## BEGIN
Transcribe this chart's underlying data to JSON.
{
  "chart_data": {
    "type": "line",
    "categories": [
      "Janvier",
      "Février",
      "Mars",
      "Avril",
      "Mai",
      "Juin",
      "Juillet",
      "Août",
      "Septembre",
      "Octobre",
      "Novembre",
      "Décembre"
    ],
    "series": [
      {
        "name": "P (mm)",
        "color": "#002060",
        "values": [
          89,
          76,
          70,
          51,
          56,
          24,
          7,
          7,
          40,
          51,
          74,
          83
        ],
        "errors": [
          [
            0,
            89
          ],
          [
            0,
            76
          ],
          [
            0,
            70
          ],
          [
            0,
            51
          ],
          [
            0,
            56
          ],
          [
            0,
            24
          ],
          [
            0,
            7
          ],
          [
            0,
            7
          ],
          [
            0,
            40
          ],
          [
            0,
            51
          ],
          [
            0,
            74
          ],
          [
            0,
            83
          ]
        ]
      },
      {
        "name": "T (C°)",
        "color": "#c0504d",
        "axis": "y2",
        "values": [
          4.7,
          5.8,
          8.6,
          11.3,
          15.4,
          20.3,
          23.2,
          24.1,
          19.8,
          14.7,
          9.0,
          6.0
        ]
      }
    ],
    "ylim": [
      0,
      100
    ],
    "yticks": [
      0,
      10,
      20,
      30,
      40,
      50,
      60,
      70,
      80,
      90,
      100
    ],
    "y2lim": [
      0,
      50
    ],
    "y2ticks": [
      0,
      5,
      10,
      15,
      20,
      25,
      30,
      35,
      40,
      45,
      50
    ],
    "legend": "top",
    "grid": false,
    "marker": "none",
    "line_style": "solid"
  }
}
## END
[The exercise]:
Emit the records above again, exactly, with no line skipped.

[Result of this exercise]:
Transcribe this chart's underlying data to JSON.
{
  "chart_data": {
    "type": "line",
    "categories": [
      "Janvier",
      "Février",
      "Mars",
      "Avril",
      "Mai",
      "Juin",
      "Juillet",
      "Août",
      "Septembre",
      "Octobre",
      "Novembre",
      "Décembre"
    ],
    "series": [
      {
        "name": "P (mm)",
        "color": "#002060",
        "values": [
          89,
          76,
          70,
          51,
          56,
          24,
          7,
          7,
          40,
          51,
          74,
          83
        ],
        "errors": [
          [
            0,
            89
          ],
          [
            0,
            76
          ],
          [
            0,
            70
          ],
          [
            0,
            51
          ],
          [
            0,
            56
          ],
          [
            0,
            24
          ],
          [
            0,
            7
          ],
          [
            0,
            7
          ],
          [
            0,
            40
          ],
          [
            0,
            51
          ],
          [
            0,
            74
          ],
          [
            0,
            83
          ]
        ]
      },
      {
        "name": "T (C°)",
        "color": "#c0504d",
        "axis": "y2",
        "values": [
          4.7,
          5.8,
          8.6,
          11.3,
          15.4,
          20.3,
          23.2,
          24.1,
          19.8,
          14.7,
          9.0,
          6.0
        ]
      }
    ],
    "ylim": [
      0,
      100
    ],
    "yticks": [
      0,
      10,
      20,
      30,
      40,
      50,
      60,
      70,
      80,
      90,
      100
    ],
    "y2lim": [
      0,
      50
    ],
    "y2ticks": [
      0,
      5,
      10,
      15,
      20,
      25,
      30,
      35,
      40,
      45,
      50
    ],
    "legend": "top",
    "grid": false,
    "marker": "none",
    "line_style": "solid"
  }
}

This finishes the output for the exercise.